__Task requirements__: Find the string "Percent" in the records. Copy every line it appears in.

__Material for the task__:
------
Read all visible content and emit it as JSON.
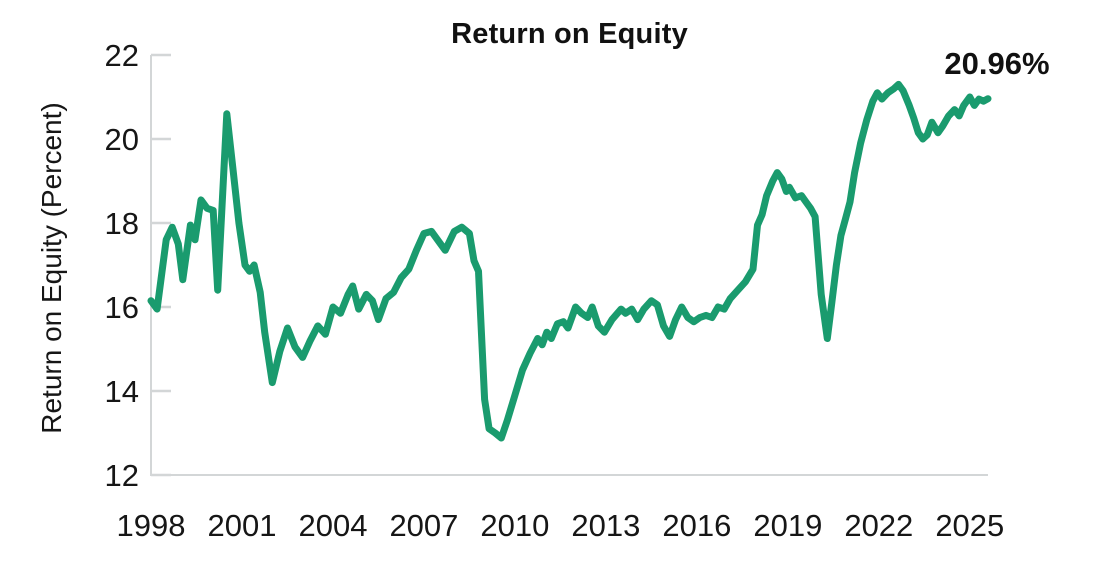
{
  "chart_data": {
    "type": "line",
    "title": "Return on Equity",
    "ylabel": "Return on Equity (Percent)",
    "xlabel": "",
    "annotation_latest_value": "20.96%",
    "grid": false,
    "legend": "none",
    "xlim": [
      1998,
      2025.6
    ],
    "ylim": [
      12,
      22
    ],
    "x_ticks": [
      1998,
      2001,
      2004,
      2007,
      2010,
      2013,
      2016,
      2019,
      2022,
      2025
    ],
    "y_ticks": [
      12,
      14,
      16,
      18,
      20,
      22
    ],
    "series": [
      {
        "name": "Return on Equity (Percent)",
        "color": "#1a9b6e",
        "points": [
          [
            1998.0,
            16.15
          ],
          [
            1998.2,
            15.95
          ],
          [
            1998.5,
            17.6
          ],
          [
            1998.7,
            17.9
          ],
          [
            1998.9,
            17.5
          ],
          [
            1999.05,
            16.65
          ],
          [
            1999.3,
            17.95
          ],
          [
            1999.45,
            17.6
          ],
          [
            1999.65,
            18.55
          ],
          [
            1999.85,
            18.35
          ],
          [
            2000.05,
            18.3
          ],
          [
            2000.2,
            16.4
          ],
          [
            2000.5,
            20.6
          ],
          [
            2000.7,
            19.3
          ],
          [
            2000.9,
            18.0
          ],
          [
            2001.1,
            17.0
          ],
          [
            2001.25,
            16.85
          ],
          [
            2001.4,
            17.0
          ],
          [
            2001.6,
            16.35
          ],
          [
            2001.75,
            15.4
          ],
          [
            2002.0,
            14.2
          ],
          [
            2002.25,
            14.95
          ],
          [
            2002.5,
            15.5
          ],
          [
            2002.75,
            15.05
          ],
          [
            2003.0,
            14.8
          ],
          [
            2003.25,
            15.2
          ],
          [
            2003.5,
            15.55
          ],
          [
            2003.75,
            15.35
          ],
          [
            2004.0,
            16.0
          ],
          [
            2004.25,
            15.85
          ],
          [
            2004.5,
            16.3
          ],
          [
            2004.65,
            16.5
          ],
          [
            2004.85,
            15.95
          ],
          [
            2005.1,
            16.3
          ],
          [
            2005.3,
            16.15
          ],
          [
            2005.5,
            15.7
          ],
          [
            2005.75,
            16.2
          ],
          [
            2006.0,
            16.35
          ],
          [
            2006.25,
            16.7
          ],
          [
            2006.5,
            16.9
          ],
          [
            2006.75,
            17.35
          ],
          [
            2007.0,
            17.75
          ],
          [
            2007.25,
            17.8
          ],
          [
            2007.5,
            17.55
          ],
          [
            2007.7,
            17.35
          ],
          [
            2008.0,
            17.8
          ],
          [
            2008.25,
            17.9
          ],
          [
            2008.5,
            17.75
          ],
          [
            2008.65,
            17.1
          ],
          [
            2008.8,
            16.85
          ],
          [
            2009.0,
            13.8
          ],
          [
            2009.15,
            13.1
          ],
          [
            2009.35,
            13.0
          ],
          [
            2009.55,
            12.88
          ],
          [
            2009.75,
            13.3
          ],
          [
            2010.0,
            13.9
          ],
          [
            2010.25,
            14.5
          ],
          [
            2010.5,
            14.9
          ],
          [
            2010.75,
            15.25
          ],
          [
            2010.9,
            15.1
          ],
          [
            2011.05,
            15.4
          ],
          [
            2011.2,
            15.25
          ],
          [
            2011.4,
            15.6
          ],
          [
            2011.6,
            15.65
          ],
          [
            2011.75,
            15.5
          ],
          [
            2012.0,
            16.0
          ],
          [
            2012.2,
            15.85
          ],
          [
            2012.4,
            15.75
          ],
          [
            2012.55,
            16.0
          ],
          [
            2012.75,
            15.55
          ],
          [
            2012.95,
            15.4
          ],
          [
            2013.2,
            15.7
          ],
          [
            2013.5,
            15.95
          ],
          [
            2013.65,
            15.85
          ],
          [
            2013.85,
            15.95
          ],
          [
            2014.05,
            15.7
          ],
          [
            2014.25,
            15.95
          ],
          [
            2014.5,
            16.15
          ],
          [
            2014.7,
            16.05
          ],
          [
            2014.9,
            15.55
          ],
          [
            2015.1,
            15.3
          ],
          [
            2015.3,
            15.7
          ],
          [
            2015.5,
            16.0
          ],
          [
            2015.7,
            15.75
          ],
          [
            2015.9,
            15.65
          ],
          [
            2016.1,
            15.75
          ],
          [
            2016.3,
            15.8
          ],
          [
            2016.5,
            15.75
          ],
          [
            2016.7,
            16.0
          ],
          [
            2016.9,
            15.95
          ],
          [
            2017.1,
            16.2
          ],
          [
            2017.35,
            16.4
          ],
          [
            2017.6,
            16.6
          ],
          [
            2017.85,
            16.9
          ],
          [
            2018.0,
            17.95
          ],
          [
            2018.15,
            18.2
          ],
          [
            2018.3,
            18.65
          ],
          [
            2018.5,
            19.0
          ],
          [
            2018.65,
            19.2
          ],
          [
            2018.8,
            19.05
          ],
          [
            2018.95,
            18.75
          ],
          [
            2019.05,
            18.85
          ],
          [
            2019.25,
            18.6
          ],
          [
            2019.45,
            18.65
          ],
          [
            2019.6,
            18.5
          ],
          [
            2019.75,
            18.35
          ],
          [
            2019.9,
            18.15
          ],
          [
            2020.1,
            16.3
          ],
          [
            2020.3,
            15.25
          ],
          [
            2020.45,
            16.1
          ],
          [
            2020.6,
            17.0
          ],
          [
            2020.75,
            17.7
          ],
          [
            2020.9,
            18.1
          ],
          [
            2021.05,
            18.5
          ],
          [
            2021.2,
            19.2
          ],
          [
            2021.4,
            19.9
          ],
          [
            2021.6,
            20.45
          ],
          [
            2021.8,
            20.9
          ],
          [
            2021.95,
            21.1
          ],
          [
            2022.1,
            20.95
          ],
          [
            2022.3,
            21.1
          ],
          [
            2022.5,
            21.2
          ],
          [
            2022.65,
            21.3
          ],
          [
            2022.8,
            21.15
          ],
          [
            2023.0,
            20.8
          ],
          [
            2023.15,
            20.5
          ],
          [
            2023.3,
            20.15
          ],
          [
            2023.45,
            20.0
          ],
          [
            2023.6,
            20.1
          ],
          [
            2023.75,
            20.4
          ],
          [
            2023.95,
            20.15
          ],
          [
            2024.1,
            20.3
          ],
          [
            2024.3,
            20.55
          ],
          [
            2024.5,
            20.7
          ],
          [
            2024.65,
            20.55
          ],
          [
            2024.8,
            20.8
          ],
          [
            2025.0,
            21.0
          ],
          [
            2025.15,
            20.8
          ],
          [
            2025.3,
            20.95
          ],
          [
            2025.45,
            20.9
          ],
          [
            2025.6,
            20.96
          ]
        ]
      }
    ]
  },
  "style": {
    "line_color": "#1a9b6e",
    "axis_color": "#d3d6d7",
    "tick_text_color": "#161616",
    "title_color": "#111111",
    "background": "#ffffff"
  }
}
------
__Output for this task__:
    "ylabel": "Return on Equity (Percent)",
        "name": "Return on Equity (Percent)",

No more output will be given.